··· Data to process

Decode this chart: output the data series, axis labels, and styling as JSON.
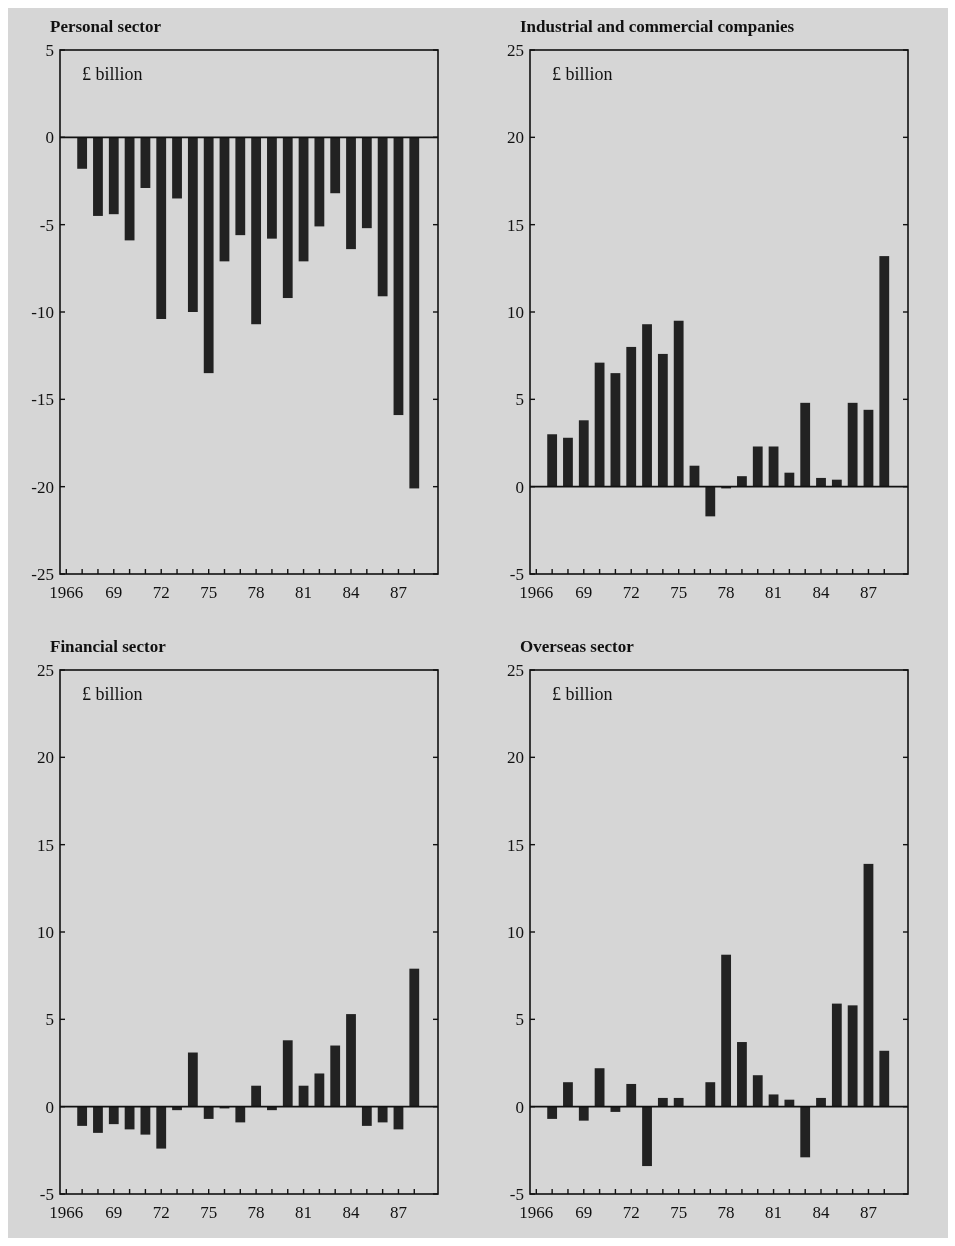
{
  "chart_data": [
    {
      "type": "bar",
      "title": "Personal sector",
      "annotations": [
        "£ billion"
      ],
      "x": [
        1967,
        1968,
        1969,
        1970,
        1971,
        1972,
        1973,
        1974,
        1975,
        1976,
        1977,
        1978,
        1979,
        1980,
        1981,
        1982,
        1983,
        1984,
        1985,
        1986,
        1987,
        1988
      ],
      "values": [
        -1.8,
        -4.5,
        -4.4,
        -5.9,
        -2.9,
        -10.4,
        -3.5,
        -10.0,
        -13.5,
        -7.1,
        -5.6,
        -10.7,
        -5.8,
        -9.2,
        -7.1,
        -5.1,
        -3.2,
        -6.4,
        -5.2,
        -9.1,
        -15.9,
        -20.1
      ],
      "color": "#222222",
      "xlim": [
        1965.6,
        1989.5
      ],
      "xticks": [
        {
          "value": 1966,
          "label": "1966"
        },
        {
          "value": 1967,
          "label": null
        },
        {
          "value": 1968,
          "label": null
        },
        {
          "value": 1969,
          "label": "69"
        },
        {
          "value": 1970,
          "label": null
        },
        {
          "value": 1971,
          "label": null
        },
        {
          "value": 1972,
          "label": "72"
        },
        {
          "value": 1973,
          "label": null
        },
        {
          "value": 1974,
          "label": null
        },
        {
          "value": 1975,
          "label": "75"
        },
        {
          "value": 1976,
          "label": null
        },
        {
          "value": 1977,
          "label": null
        },
        {
          "value": 1978,
          "label": "78"
        },
        {
          "value": 1979,
          "label": null
        },
        {
          "value": 1980,
          "label": null
        },
        {
          "value": 1981,
          "label": "81"
        },
        {
          "value": 1982,
          "label": null
        },
        {
          "value": 1983,
          "label": null
        },
        {
          "value": 1984,
          "label": "84"
        },
        {
          "value": 1985,
          "label": null
        },
        {
          "value": 1986,
          "label": null
        },
        {
          "value": 1987,
          "label": "87"
        },
        {
          "value": 1988,
          "label": null
        }
      ],
      "ylim": [
        -25,
        5
      ],
      "yticks": [
        -25,
        -20,
        -15,
        -10,
        -5,
        0,
        5
      ]
    },
    {
      "type": "bar",
      "title": "Industrial and commercial companies",
      "annotations": [
        "£ billion"
      ],
      "x": [
        1967,
        1968,
        1969,
        1970,
        1971,
        1972,
        1973,
        1974,
        1975,
        1976,
        1977,
        1978,
        1979,
        1980,
        1981,
        1982,
        1983,
        1984,
        1985,
        1986,
        1987,
        1988
      ],
      "values": [
        3.0,
        2.8,
        3.8,
        7.1,
        6.5,
        8.0,
        9.3,
        7.6,
        9.5,
        1.2,
        -1.7,
        -0.1,
        0.6,
        2.3,
        2.3,
        0.8,
        4.8,
        0.5,
        0.4,
        4.8,
        4.4,
        13.2
      ],
      "color": "#222222",
      "xlim": [
        1965.6,
        1989.5
      ],
      "xticks": [
        {
          "value": 1966,
          "label": "1966"
        },
        {
          "value": 1967,
          "label": null
        },
        {
          "value": 1968,
          "label": null
        },
        {
          "value": 1969,
          "label": "69"
        },
        {
          "value": 1970,
          "label": null
        },
        {
          "value": 1971,
          "label": null
        },
        {
          "value": 1972,
          "label": "72"
        },
        {
          "value": 1973,
          "label": null
        },
        {
          "value": 1974,
          "label": null
        },
        {
          "value": 1975,
          "label": "75"
        },
        {
          "value": 1976,
          "label": null
        },
        {
          "value": 1977,
          "label": null
        },
        {
          "value": 1978,
          "label": "78"
        },
        {
          "value": 1979,
          "label": null
        },
        {
          "value": 1980,
          "label": null
        },
        {
          "value": 1981,
          "label": "81"
        },
        {
          "value": 1982,
          "label": null
        },
        {
          "value": 1983,
          "label": null
        },
        {
          "value": 1984,
          "label": "84"
        },
        {
          "value": 1985,
          "label": null
        },
        {
          "value": 1986,
          "label": null
        },
        {
          "value": 1987,
          "label": "87"
        },
        {
          "value": 1988,
          "label": null
        }
      ],
      "ylim": [
        -5,
        25
      ],
      "yticks": [
        -5,
        0,
        5,
        10,
        15,
        20,
        25
      ]
    },
    {
      "type": "bar",
      "title": "Financial sector",
      "annotations": [
        "£ billion"
      ],
      "x": [
        1967,
        1968,
        1969,
        1970,
        1971,
        1972,
        1973,
        1974,
        1975,
        1976,
        1977,
        1978,
        1979,
        1980,
        1981,
        1982,
        1983,
        1984,
        1985,
        1986,
        1987,
        1988
      ],
      "values": [
        -1.1,
        -1.5,
        -1.0,
        -1.3,
        -1.6,
        -2.4,
        -0.2,
        3.1,
        -0.7,
        -0.1,
        -0.9,
        1.2,
        -0.2,
        3.8,
        1.2,
        1.9,
        3.5,
        5.3,
        -1.1,
        -0.9,
        -1.3,
        7.9
      ],
      "color": "#222222",
      "xlim": [
        1965.6,
        1989.5
      ],
      "xticks": [
        {
          "value": 1966,
          "label": "1966"
        },
        {
          "value": 1967,
          "label": null
        },
        {
          "value": 1968,
          "label": null
        },
        {
          "value": 1969,
          "label": "69"
        },
        {
          "value": 1970,
          "label": null
        },
        {
          "value": 1971,
          "label": null
        },
        {
          "value": 1972,
          "label": "72"
        },
        {
          "value": 1973,
          "label": null
        },
        {
          "value": 1974,
          "label": null
        },
        {
          "value": 1975,
          "label": "75"
        },
        {
          "value": 1976,
          "label": null
        },
        {
          "value": 1977,
          "label": null
        },
        {
          "value": 1978,
          "label": "78"
        },
        {
          "value": 1979,
          "label": null
        },
        {
          "value": 1980,
          "label": null
        },
        {
          "value": 1981,
          "label": "81"
        },
        {
          "value": 1982,
          "label": null
        },
        {
          "value": 1983,
          "label": null
        },
        {
          "value": 1984,
          "label": "84"
        },
        {
          "value": 1985,
          "label": null
        },
        {
          "value": 1986,
          "label": null
        },
        {
          "value": 1987,
          "label": "87"
        },
        {
          "value": 1988,
          "label": null
        }
      ],
      "ylim": [
        -5,
        25
      ],
      "yticks": [
        -5,
        0,
        5,
        10,
        15,
        20,
        25
      ]
    },
    {
      "type": "bar",
      "title": "Overseas sector",
      "annotations": [
        "£ billion"
      ],
      "x": [
        1967,
        1968,
        1969,
        1970,
        1971,
        1972,
        1973,
        1974,
        1975,
        1976,
        1977,
        1978,
        1979,
        1980,
        1981,
        1982,
        1983,
        1984,
        1985,
        1986,
        1987,
        1988
      ],
      "values": [
        -0.7,
        1.4,
        -0.8,
        2.2,
        -0.3,
        1.3,
        -3.4,
        0.5,
        0.5,
        0,
        1.4,
        8.7,
        3.7,
        1.8,
        0.7,
        0.4,
        -2.9,
        0.5,
        5.9,
        5.8,
        13.9,
        3.2
      ],
      "color": "#222222",
      "xlim": [
        1965.6,
        1989.5
      ],
      "xticks": [
        {
          "value": 1966,
          "label": "1966"
        },
        {
          "value": 1967,
          "label": null
        },
        {
          "value": 1968,
          "label": null
        },
        {
          "value": 1969,
          "label": "69"
        },
        {
          "value": 1970,
          "label": null
        },
        {
          "value": 1971,
          "label": null
        },
        {
          "value": 1972,
          "label": "72"
        },
        {
          "value": 1973,
          "label": null
        },
        {
          "value": 1974,
          "label": null
        },
        {
          "value": 1975,
          "label": "75"
        },
        {
          "value": 1976,
          "label": null
        },
        {
          "value": 1977,
          "label": null
        },
        {
          "value": 1978,
          "label": "78"
        },
        {
          "value": 1979,
          "label": null
        },
        {
          "value": 1980,
          "label": null
        },
        {
          "value": 1981,
          "label": "81"
        },
        {
          "value": 1982,
          "label": null
        },
        {
          "value": 1983,
          "label": null
        },
        {
          "value": 1984,
          "label": "84"
        },
        {
          "value": 1985,
          "label": null
        },
        {
          "value": 1986,
          "label": null
        },
        {
          "value": 1987,
          "label": "87"
        },
        {
          "value": 1988,
          "label": null
        }
      ],
      "ylim": [
        -5,
        25
      ],
      "yticks": [
        -5,
        0,
        5,
        10,
        15,
        20,
        25
      ]
    }
  ]
}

······

- _Work to be completed_
Only the number is wanted: how many lines of these entries contain the string "title"?

- _Problem solution_
4